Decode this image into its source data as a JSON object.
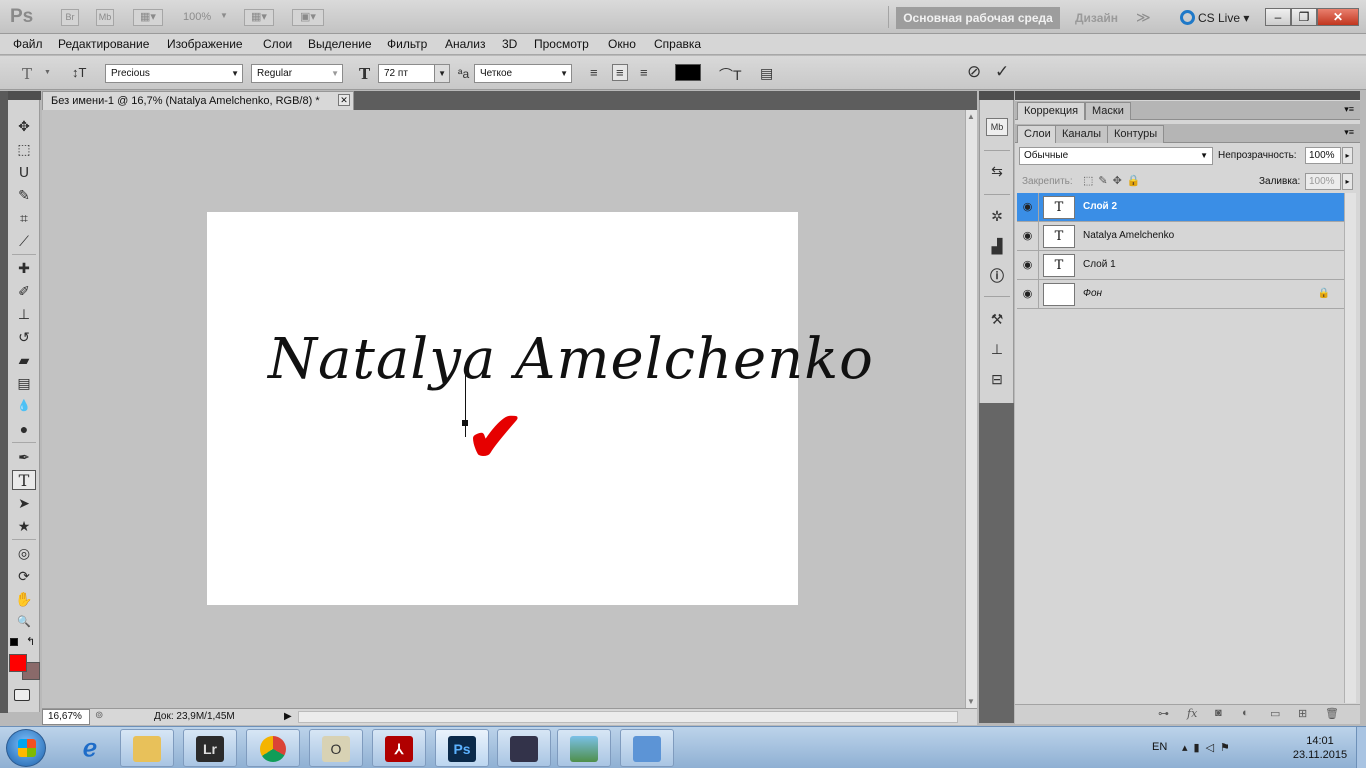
{
  "app": {
    "logo": "Ps",
    "bridge_label": "Br",
    "minibridge_label": "Mb",
    "zoom_level": "100%",
    "workspace_active": "Основная рабочая среда",
    "workspace_design": "Дизайн",
    "workspace_more": "≫",
    "cs_live": "CS Live",
    "minimize": "–",
    "restore": "❐",
    "close": "✕"
  },
  "menu": [
    "Файл",
    "Редактирование",
    "Изображение",
    "Слои",
    "Выделение",
    "Фильтр",
    "Анализ",
    "3D",
    "Просмотр",
    "Окно",
    "Справка"
  ],
  "options": {
    "tool_glyph": "T",
    "font_family": "Precious",
    "font_style": "Regular",
    "font_size": "72 пт",
    "antialias_label": "ªa",
    "antialias": "Четкое",
    "text_color": "#000000",
    "cancel_glyph": "⊘",
    "commit_glyph": "✓"
  },
  "document": {
    "tab_title": "Без имени-1 @ 16,7% (Natalya Amelchenko, RGB/8) *",
    "tab_close": "✕",
    "text": "Natalya Amelchenko",
    "check_glyph": "✔"
  },
  "tools": [
    {
      "name": "move",
      "glyph": "✥"
    },
    {
      "name": "marquee",
      "glyph": "⬚"
    },
    {
      "name": "lasso",
      "glyph": "ᑌ"
    },
    {
      "name": "quick-select",
      "glyph": "✎"
    },
    {
      "name": "crop",
      "glyph": "⌗"
    },
    {
      "name": "eyedropper",
      "glyph": "⟋"
    },
    {
      "name": "healing",
      "glyph": "✚"
    },
    {
      "name": "brush",
      "glyph": "✐"
    },
    {
      "name": "stamp",
      "glyph": "⊥"
    },
    {
      "name": "history-brush",
      "glyph": "↺"
    },
    {
      "name": "eraser",
      "glyph": "▰"
    },
    {
      "name": "gradient",
      "glyph": "▤"
    },
    {
      "name": "blur",
      "glyph": "💧"
    },
    {
      "name": "dodge",
      "glyph": "●"
    },
    {
      "name": "pen",
      "glyph": "✒"
    },
    {
      "name": "type",
      "glyph": "T"
    },
    {
      "name": "path-select",
      "glyph": "➤"
    },
    {
      "name": "shape",
      "glyph": "★"
    },
    {
      "name": "3d-rotate",
      "glyph": "◎"
    },
    {
      "name": "3d-orbit",
      "glyph": "⟳"
    },
    {
      "name": "hand",
      "glyph": "✋"
    },
    {
      "name": "zoom",
      "glyph": "🔍"
    }
  ],
  "colors": {
    "foreground": "#ff0000",
    "background": "#8a6a6a",
    "accent_check": "#e60000",
    "selection": "#3a8ee6"
  },
  "status": {
    "zoom": "16,67%",
    "doc_size": "Док: 23,9M/1,45M",
    "play": "▶"
  },
  "panels": {
    "top_tabs": [
      "Коррекция",
      "Маски"
    ],
    "layer_tabs": [
      "Слои",
      "Каналы",
      "Контуры"
    ],
    "blend_mode": "Обычные",
    "opacity_label": "Непрозрачность:",
    "opacity": "100%",
    "lock_label": "Закрепить:",
    "fill_label": "Заливка:",
    "fill": "100%",
    "layers": [
      {
        "name": "Слой 2",
        "thumb": "T",
        "selected": true
      },
      {
        "name": "Natalya Amelchenko",
        "thumb": "T",
        "selected": false
      },
      {
        "name": "Слой 1",
        "thumb": "T",
        "selected": false
      },
      {
        "name": "Фон",
        "thumb": "",
        "selected": false,
        "locked": true
      }
    ]
  },
  "dock_icons": [
    "mini-bridge-icon",
    "history-icon",
    "navigator-icon",
    "histogram-icon",
    "info-icon",
    "tool-presets-icon",
    "clone-source-icon",
    "actions-icon"
  ],
  "taskbar": {
    "apps": [
      "Internet Explorer",
      "Проводник",
      "Lr",
      "Chrome",
      "O",
      "Acrobat",
      "Ps",
      "Media",
      "Photos",
      "Control"
    ],
    "lr": "Lr",
    "ps": "Ps",
    "o": "O",
    "lang": "EN",
    "time": "14:01",
    "date": "23.11.2015"
  }
}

-------------------------

## Direction
Find the word "source" and list each line it appears in.

## Answer
Decode this image into its source data as a JSON object.
    "clone-source-icon",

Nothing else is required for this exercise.